From the entries below, tally how many lines contain "обычно" and report only that figure.

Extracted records
— START —

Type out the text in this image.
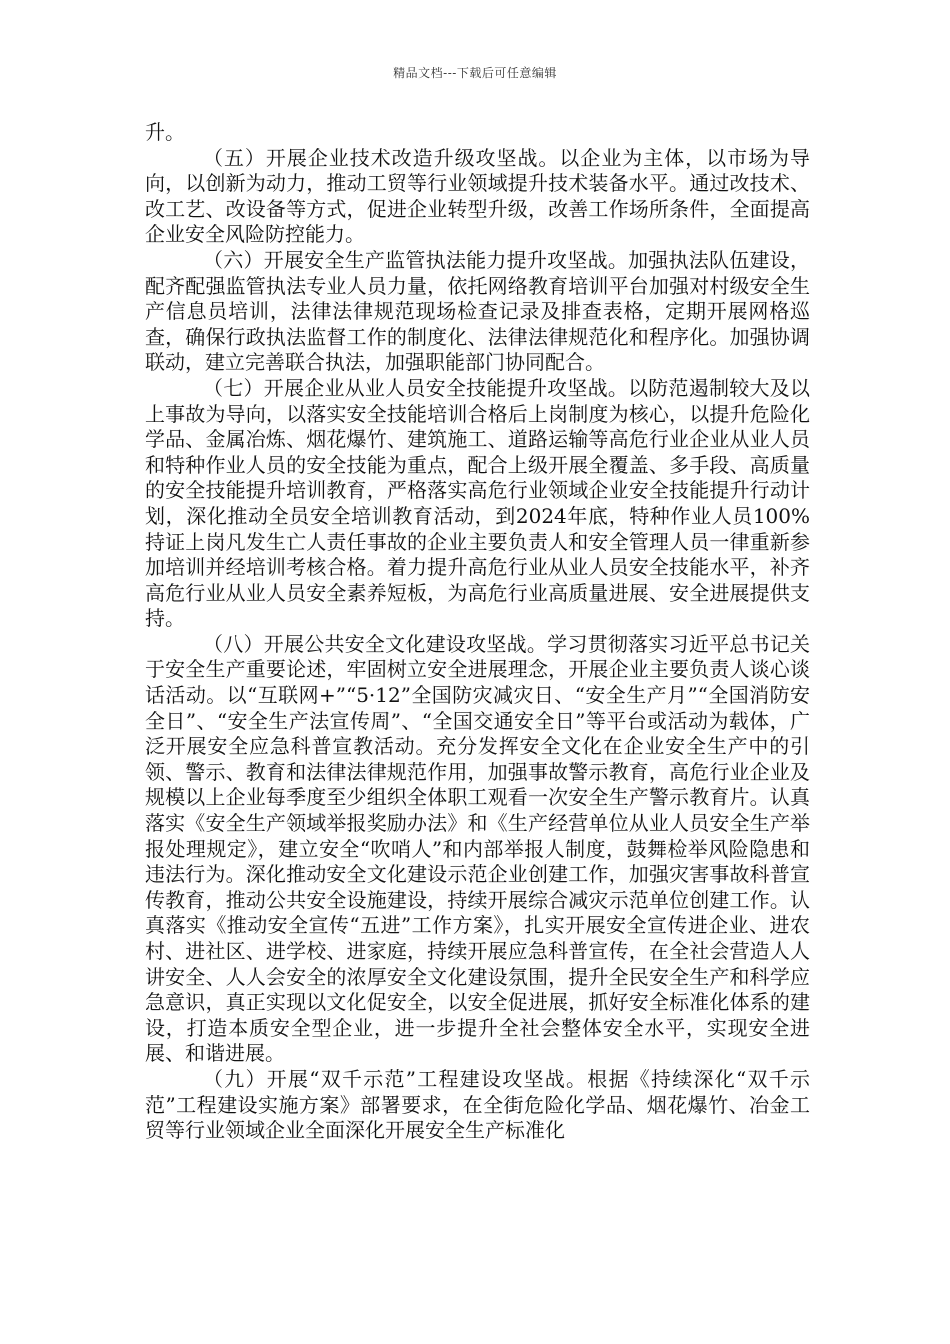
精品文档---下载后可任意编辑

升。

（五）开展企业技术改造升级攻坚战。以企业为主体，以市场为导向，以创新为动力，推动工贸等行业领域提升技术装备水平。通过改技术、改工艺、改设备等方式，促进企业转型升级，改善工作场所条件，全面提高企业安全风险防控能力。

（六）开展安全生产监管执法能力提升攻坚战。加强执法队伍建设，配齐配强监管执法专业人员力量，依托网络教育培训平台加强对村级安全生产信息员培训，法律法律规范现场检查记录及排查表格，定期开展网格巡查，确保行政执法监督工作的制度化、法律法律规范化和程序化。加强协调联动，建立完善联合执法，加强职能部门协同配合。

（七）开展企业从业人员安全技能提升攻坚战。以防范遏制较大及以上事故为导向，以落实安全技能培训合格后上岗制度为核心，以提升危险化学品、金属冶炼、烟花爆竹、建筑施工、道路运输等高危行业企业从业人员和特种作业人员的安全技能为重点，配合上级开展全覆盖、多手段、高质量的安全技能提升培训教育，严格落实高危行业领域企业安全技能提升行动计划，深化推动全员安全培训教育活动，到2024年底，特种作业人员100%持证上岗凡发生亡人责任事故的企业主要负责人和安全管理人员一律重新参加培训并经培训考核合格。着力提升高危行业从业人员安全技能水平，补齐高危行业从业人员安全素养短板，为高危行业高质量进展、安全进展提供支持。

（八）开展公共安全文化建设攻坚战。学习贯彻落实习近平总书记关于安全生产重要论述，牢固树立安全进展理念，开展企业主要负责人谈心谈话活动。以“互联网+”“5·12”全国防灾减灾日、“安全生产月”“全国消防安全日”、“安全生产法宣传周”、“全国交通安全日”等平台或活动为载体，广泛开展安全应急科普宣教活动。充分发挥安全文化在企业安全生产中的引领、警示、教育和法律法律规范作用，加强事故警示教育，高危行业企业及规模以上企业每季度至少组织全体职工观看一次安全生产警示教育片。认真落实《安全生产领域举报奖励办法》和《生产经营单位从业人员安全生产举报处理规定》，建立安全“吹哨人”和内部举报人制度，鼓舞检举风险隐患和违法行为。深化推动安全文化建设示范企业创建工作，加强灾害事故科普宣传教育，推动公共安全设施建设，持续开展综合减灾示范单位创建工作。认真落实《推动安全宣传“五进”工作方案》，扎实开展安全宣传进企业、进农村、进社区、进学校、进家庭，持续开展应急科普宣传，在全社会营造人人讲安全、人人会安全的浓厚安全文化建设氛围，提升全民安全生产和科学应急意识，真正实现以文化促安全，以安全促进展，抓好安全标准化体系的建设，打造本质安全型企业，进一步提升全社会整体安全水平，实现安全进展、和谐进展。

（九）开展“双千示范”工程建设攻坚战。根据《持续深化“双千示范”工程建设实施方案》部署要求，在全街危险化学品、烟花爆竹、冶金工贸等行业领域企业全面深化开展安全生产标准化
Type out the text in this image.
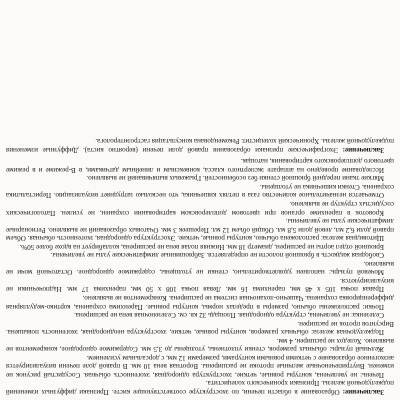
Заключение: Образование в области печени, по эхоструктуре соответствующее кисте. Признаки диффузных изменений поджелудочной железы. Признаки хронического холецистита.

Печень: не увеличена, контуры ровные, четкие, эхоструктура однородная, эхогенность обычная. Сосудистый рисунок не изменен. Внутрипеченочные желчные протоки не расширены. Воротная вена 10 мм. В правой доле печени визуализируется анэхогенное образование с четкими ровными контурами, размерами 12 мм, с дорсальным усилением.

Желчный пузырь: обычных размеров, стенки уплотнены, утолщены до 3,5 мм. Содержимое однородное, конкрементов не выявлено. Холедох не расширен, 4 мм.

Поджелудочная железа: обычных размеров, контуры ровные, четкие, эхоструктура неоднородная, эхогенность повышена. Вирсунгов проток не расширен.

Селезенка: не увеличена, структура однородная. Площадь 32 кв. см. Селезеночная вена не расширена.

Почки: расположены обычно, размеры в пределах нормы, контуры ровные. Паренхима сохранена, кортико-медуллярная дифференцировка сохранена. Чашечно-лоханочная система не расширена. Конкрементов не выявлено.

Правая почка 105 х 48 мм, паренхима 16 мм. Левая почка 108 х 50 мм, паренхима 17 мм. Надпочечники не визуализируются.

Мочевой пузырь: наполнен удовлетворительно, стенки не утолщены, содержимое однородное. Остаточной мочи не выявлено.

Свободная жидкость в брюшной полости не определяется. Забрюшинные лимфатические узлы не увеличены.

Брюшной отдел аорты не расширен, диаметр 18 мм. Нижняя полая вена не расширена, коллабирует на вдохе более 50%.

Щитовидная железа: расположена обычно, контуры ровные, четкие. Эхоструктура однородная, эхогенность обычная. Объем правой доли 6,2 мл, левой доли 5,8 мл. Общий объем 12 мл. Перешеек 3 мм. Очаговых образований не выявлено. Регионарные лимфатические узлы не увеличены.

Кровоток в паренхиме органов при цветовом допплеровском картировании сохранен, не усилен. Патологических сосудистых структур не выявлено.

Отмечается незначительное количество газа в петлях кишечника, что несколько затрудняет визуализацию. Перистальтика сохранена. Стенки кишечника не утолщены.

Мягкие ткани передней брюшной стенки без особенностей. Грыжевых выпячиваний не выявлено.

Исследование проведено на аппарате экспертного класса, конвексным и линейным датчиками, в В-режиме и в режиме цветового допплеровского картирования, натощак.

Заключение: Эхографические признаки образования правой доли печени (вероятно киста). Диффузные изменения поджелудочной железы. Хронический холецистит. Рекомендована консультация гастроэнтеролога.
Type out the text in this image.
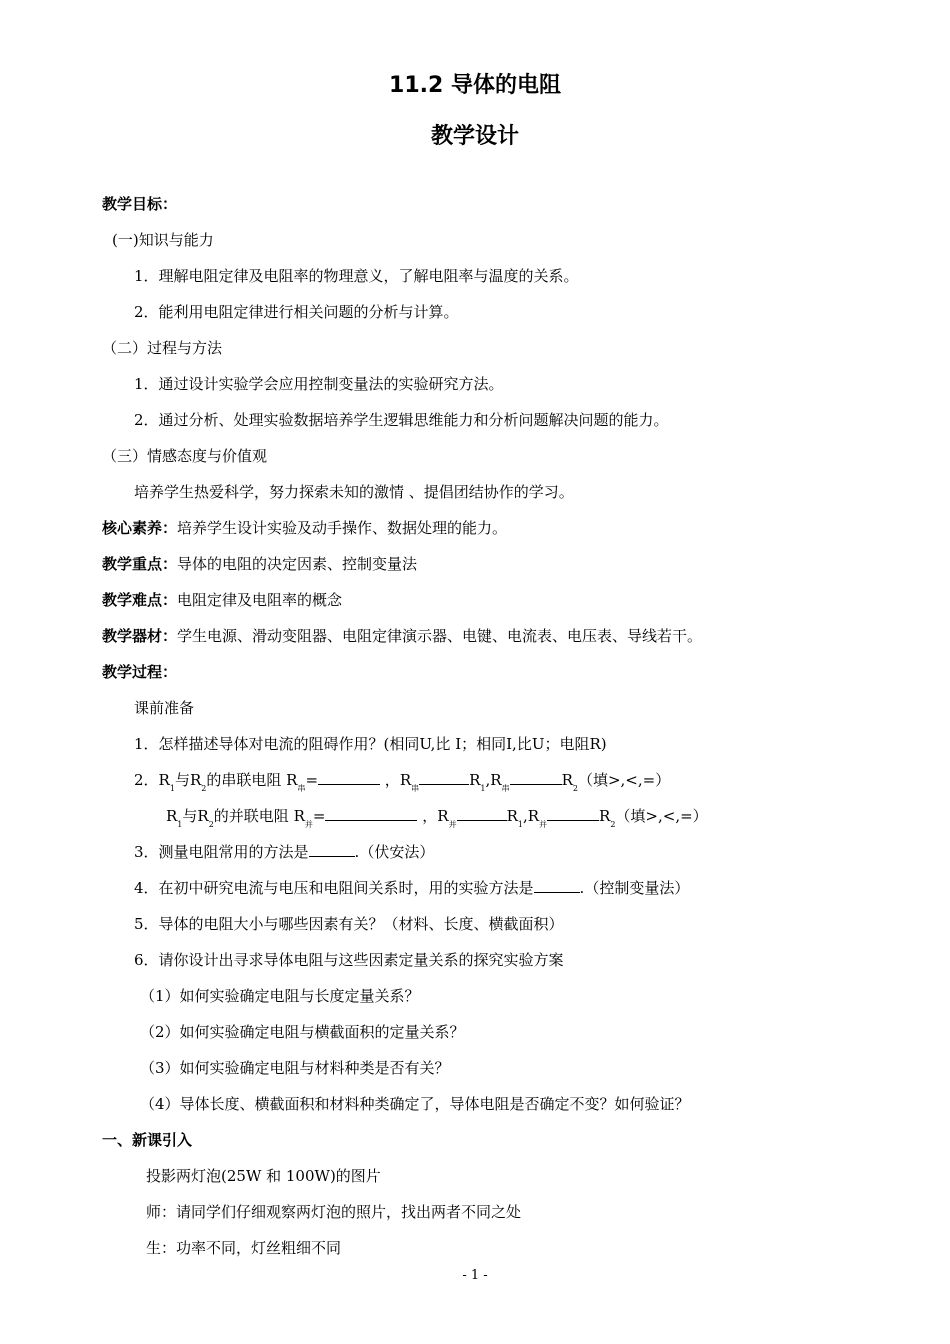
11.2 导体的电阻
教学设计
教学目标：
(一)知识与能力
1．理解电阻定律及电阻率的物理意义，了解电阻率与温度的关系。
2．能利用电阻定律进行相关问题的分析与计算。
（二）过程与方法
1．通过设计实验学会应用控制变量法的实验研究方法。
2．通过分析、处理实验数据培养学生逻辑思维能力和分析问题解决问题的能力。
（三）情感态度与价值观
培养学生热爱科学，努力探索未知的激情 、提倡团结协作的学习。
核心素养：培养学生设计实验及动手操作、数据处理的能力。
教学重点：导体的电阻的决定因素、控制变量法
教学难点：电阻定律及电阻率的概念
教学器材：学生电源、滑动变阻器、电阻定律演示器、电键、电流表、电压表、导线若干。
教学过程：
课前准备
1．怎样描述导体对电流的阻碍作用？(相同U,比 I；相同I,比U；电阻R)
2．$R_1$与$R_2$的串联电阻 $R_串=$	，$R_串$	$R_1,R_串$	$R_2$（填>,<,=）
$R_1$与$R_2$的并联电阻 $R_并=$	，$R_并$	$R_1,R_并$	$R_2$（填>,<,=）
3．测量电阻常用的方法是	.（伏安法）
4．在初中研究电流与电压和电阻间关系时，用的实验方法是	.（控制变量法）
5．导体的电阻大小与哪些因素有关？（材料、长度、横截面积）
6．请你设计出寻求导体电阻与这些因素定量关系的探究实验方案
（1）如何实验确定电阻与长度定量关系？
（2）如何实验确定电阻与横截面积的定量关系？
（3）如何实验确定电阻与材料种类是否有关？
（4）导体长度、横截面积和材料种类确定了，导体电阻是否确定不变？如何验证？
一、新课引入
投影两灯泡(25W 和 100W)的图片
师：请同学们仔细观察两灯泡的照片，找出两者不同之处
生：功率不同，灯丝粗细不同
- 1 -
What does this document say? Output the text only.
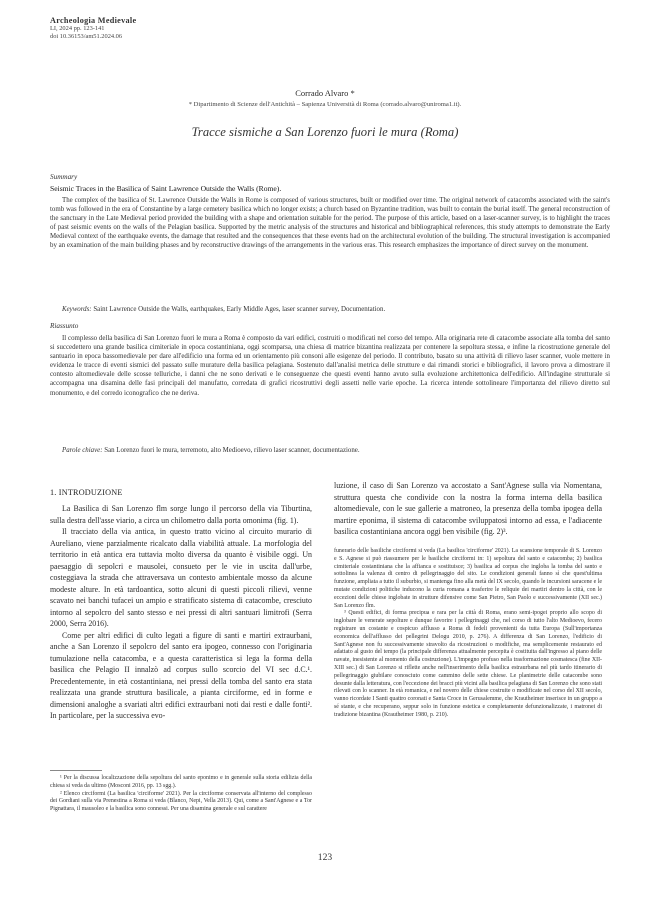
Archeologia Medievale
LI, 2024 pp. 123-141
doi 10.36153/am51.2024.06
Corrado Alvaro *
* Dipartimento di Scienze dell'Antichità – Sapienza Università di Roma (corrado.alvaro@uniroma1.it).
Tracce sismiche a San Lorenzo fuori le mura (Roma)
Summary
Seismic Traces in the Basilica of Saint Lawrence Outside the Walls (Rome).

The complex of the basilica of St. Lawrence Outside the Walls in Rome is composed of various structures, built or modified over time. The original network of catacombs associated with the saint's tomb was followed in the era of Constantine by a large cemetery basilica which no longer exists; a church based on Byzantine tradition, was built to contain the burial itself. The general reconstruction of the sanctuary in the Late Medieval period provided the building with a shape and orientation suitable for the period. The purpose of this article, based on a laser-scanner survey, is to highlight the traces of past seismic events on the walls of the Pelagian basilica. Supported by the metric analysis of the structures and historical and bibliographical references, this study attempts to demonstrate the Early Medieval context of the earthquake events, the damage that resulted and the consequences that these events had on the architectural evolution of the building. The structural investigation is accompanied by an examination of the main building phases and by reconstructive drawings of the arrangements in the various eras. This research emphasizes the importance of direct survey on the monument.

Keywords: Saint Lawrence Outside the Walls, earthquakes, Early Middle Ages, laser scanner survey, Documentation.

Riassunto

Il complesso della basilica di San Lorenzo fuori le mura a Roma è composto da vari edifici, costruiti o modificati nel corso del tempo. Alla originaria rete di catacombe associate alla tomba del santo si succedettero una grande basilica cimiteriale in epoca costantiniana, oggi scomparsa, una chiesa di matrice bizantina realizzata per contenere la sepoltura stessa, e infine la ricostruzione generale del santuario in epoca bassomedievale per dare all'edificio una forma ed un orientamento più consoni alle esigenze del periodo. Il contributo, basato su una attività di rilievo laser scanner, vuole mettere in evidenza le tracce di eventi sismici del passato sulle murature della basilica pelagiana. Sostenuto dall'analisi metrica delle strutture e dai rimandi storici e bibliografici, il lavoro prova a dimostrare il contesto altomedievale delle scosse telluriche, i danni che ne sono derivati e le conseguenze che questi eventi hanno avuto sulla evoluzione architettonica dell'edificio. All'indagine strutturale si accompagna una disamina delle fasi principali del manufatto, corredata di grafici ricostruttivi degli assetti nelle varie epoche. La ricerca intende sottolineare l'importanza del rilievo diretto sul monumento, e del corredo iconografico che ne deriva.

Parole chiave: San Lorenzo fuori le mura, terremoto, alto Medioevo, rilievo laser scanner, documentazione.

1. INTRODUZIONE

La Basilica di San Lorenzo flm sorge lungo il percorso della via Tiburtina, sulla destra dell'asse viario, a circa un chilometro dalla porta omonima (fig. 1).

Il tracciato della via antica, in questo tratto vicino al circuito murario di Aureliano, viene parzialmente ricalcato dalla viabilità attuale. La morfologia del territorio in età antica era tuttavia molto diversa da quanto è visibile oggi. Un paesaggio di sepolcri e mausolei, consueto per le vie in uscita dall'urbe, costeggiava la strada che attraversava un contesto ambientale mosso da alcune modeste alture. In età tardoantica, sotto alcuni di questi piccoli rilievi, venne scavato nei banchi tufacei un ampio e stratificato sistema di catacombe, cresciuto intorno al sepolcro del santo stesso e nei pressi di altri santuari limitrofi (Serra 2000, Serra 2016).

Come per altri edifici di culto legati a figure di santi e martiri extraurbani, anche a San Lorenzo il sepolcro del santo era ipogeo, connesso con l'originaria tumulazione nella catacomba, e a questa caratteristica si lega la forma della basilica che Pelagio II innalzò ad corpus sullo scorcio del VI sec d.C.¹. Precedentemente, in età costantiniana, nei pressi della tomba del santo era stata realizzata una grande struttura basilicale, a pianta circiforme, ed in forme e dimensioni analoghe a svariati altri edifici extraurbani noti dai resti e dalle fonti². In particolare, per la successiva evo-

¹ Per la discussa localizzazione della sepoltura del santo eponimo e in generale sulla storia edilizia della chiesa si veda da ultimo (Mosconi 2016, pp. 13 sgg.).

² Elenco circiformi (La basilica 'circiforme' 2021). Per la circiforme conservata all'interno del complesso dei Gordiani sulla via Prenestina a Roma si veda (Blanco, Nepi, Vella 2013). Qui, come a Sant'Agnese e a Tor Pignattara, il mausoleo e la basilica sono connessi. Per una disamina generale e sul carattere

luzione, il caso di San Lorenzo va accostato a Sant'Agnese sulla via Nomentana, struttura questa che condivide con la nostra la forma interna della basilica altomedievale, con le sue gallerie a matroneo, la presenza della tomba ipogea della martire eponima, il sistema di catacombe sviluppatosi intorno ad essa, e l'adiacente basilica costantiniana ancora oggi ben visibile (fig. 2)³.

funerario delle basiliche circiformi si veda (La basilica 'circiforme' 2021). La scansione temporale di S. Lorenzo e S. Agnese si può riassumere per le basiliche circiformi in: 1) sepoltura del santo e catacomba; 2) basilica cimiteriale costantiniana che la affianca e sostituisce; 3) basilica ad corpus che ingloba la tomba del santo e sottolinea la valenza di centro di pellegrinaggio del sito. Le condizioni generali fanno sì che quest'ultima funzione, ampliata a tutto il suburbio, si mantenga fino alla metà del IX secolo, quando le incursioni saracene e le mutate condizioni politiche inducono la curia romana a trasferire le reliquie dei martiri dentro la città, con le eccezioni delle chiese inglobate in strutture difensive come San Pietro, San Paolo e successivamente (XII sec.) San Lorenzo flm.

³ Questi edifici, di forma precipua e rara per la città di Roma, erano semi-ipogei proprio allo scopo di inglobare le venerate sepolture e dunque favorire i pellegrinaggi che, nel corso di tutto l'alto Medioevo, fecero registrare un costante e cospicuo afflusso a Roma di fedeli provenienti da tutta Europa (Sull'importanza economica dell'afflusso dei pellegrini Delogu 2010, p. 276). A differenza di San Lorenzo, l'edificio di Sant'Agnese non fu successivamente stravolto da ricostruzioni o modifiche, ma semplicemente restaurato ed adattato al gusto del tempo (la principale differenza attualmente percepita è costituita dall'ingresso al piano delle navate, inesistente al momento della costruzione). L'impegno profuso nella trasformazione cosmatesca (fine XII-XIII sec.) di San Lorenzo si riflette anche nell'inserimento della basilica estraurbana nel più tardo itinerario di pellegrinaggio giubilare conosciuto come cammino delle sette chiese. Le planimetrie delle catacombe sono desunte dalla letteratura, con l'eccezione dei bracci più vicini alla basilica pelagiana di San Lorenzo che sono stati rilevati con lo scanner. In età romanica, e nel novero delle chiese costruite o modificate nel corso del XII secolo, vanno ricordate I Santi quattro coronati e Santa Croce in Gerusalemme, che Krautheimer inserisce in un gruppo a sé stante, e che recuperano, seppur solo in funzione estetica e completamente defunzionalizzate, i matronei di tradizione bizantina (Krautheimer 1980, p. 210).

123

— END —

Answer for this exercise →
2